From the entries below, list each line with "strangest".

•••••

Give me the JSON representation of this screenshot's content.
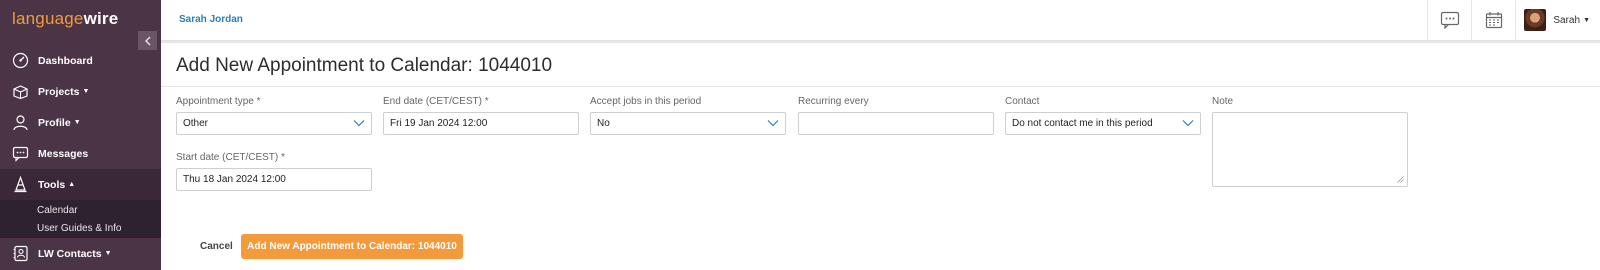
{
  "sidebar": {
    "logo_part1": "language",
    "logo_part2": "wire",
    "collapse_icon": "chevron-left-icon",
    "items": [
      {
        "label": "Dashboard",
        "icon": "speedometer-icon"
      },
      {
        "label": "Projects",
        "icon": "projects-icon",
        "has_caret": true
      },
      {
        "label": "Profile",
        "icon": "user-icon",
        "has_caret": true
      },
      {
        "label": "Messages",
        "icon": "chat-icon"
      },
      {
        "label": "Tools",
        "icon": "tools-icon",
        "has_caret": true,
        "expanded": true
      },
      {
        "label": "LW Contacts",
        "icon": "contacts-icon",
        "has_caret": true
      }
    ],
    "tools_sub": [
      {
        "label": "Calendar"
      },
      {
        "label": "User Guides & Info"
      }
    ]
  },
  "header": {
    "user_name": "Sarah Jordan",
    "short_name": "Sarah",
    "icons": [
      "chat-icon",
      "calendar-icon"
    ]
  },
  "page": {
    "title": "Add New Appointment to Calendar: 1044010"
  },
  "form": {
    "appointment_type": {
      "label": "Appointment type *",
      "value": "Other"
    },
    "start_date": {
      "label": "Start date (CET/CEST) *",
      "value": "Thu 18 Jan 2024 12:00"
    },
    "end_date": {
      "label": "End date (CET/CEST) *",
      "value": "Fri 19 Jan 2024 12:00"
    },
    "accept_jobs": {
      "label": "Accept jobs in this period",
      "value": "No"
    },
    "recurring": {
      "label": "Recurring every",
      "value": ""
    },
    "contact": {
      "label": "Contact",
      "value": "Do not contact me in this period"
    },
    "note": {
      "label": "Note",
      "value": ""
    }
  },
  "actions": {
    "cancel_label": "Cancel",
    "submit_label": "Add New Appointment to Calendar: 1044010"
  },
  "colors": {
    "sidebar_bg": "#4a3446",
    "accent_orange": "#f39a3c",
    "link_blue": "#2b7fb8"
  }
}
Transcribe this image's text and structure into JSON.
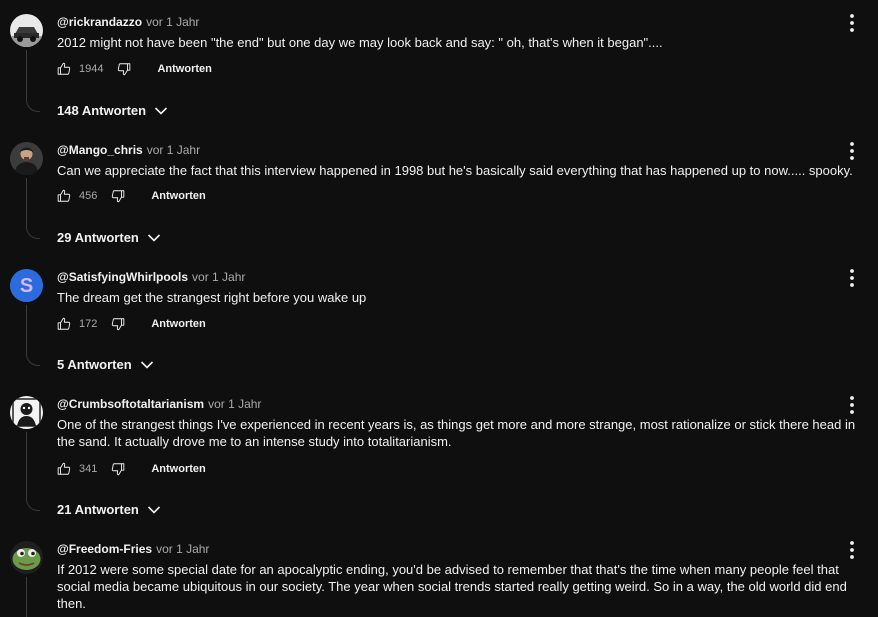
{
  "comments": [
    {
      "author": "@rickrandazzo",
      "time": "vor 1 Jahr",
      "text": "2012 might not have been \"the end\" but one day we may look back and say: \" oh, that's when it began\"....",
      "likes": "1944",
      "reply_label": "Antworten",
      "replies_label": "148 Antworten",
      "avatar_icon": "car-photo-avatar"
    },
    {
      "author": "@Mango_chris",
      "time": "vor 1 Jahr",
      "text": "Can we appreciate the fact that this interview happened in 1998 but he's basically said everything that has happened up to now..... spooky.",
      "likes": "456",
      "reply_label": "Antworten",
      "replies_label": "29 Antworten",
      "avatar_icon": "person-photo-avatar"
    },
    {
      "author": "@SatisfyingWhirlpools",
      "time": "vor 1 Jahr",
      "text": "The dream get the strangest right before you wake up",
      "likes": "172",
      "reply_label": "Antworten",
      "replies_label": "5 Antworten",
      "avatar_icon": "letter-s-avatar",
      "avatar_letter": "S"
    },
    {
      "author": "@Crumbsoftotaltarianism",
      "time": "vor 1 Jahr",
      "text": "One of the strangest things I've experienced in recent years is, as things get more and more strange, most rationalize or stick there head in the sand.  It actually drove me to an intense study into totalitarianism.",
      "likes": "341",
      "reply_label": "Antworten",
      "replies_label": "21 Antworten",
      "avatar_icon": "portrait-sketch-avatar"
    },
    {
      "author": "@Freedom-Fries",
      "time": "vor 1 Jahr",
      "text": "If 2012 were some special date for an apocalyptic ending, you'd be advised to remember that that's the time when many people feel that social media became ubiquitous in our society. The year when social trends started really getting weird. So in a way, the old world did end then.",
      "avatar_icon": "frog-avatar"
    }
  ],
  "colors": {
    "background": "#0f0f0f",
    "text_primary": "#f1f1f1",
    "text_secondary": "#aaaaaa",
    "avatar_s_bg": "#2b6bdc",
    "avatar_s_letter": "#d7b8f5"
  },
  "icons": {
    "like": "thumb-up-icon",
    "dislike": "thumb-down-icon",
    "expand": "chevron-down-icon",
    "menu": "more-vert-icon"
  }
}
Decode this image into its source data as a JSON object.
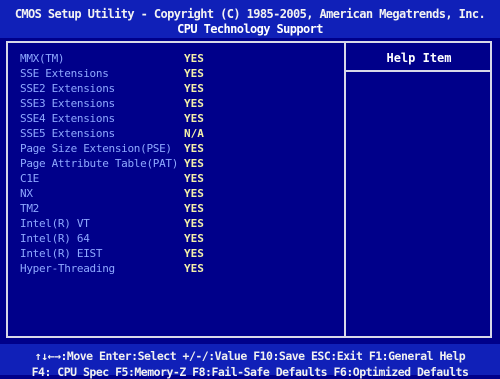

•••••

Problem solution.
      "text": "The dream get the strangest right before you wake up",
      "text": "One of the strangest things I've experienced in recent years is, as things get more and more strange, most rationalize or stick there head in the sand.  It actually drove me to an intense study into totalitarianism.",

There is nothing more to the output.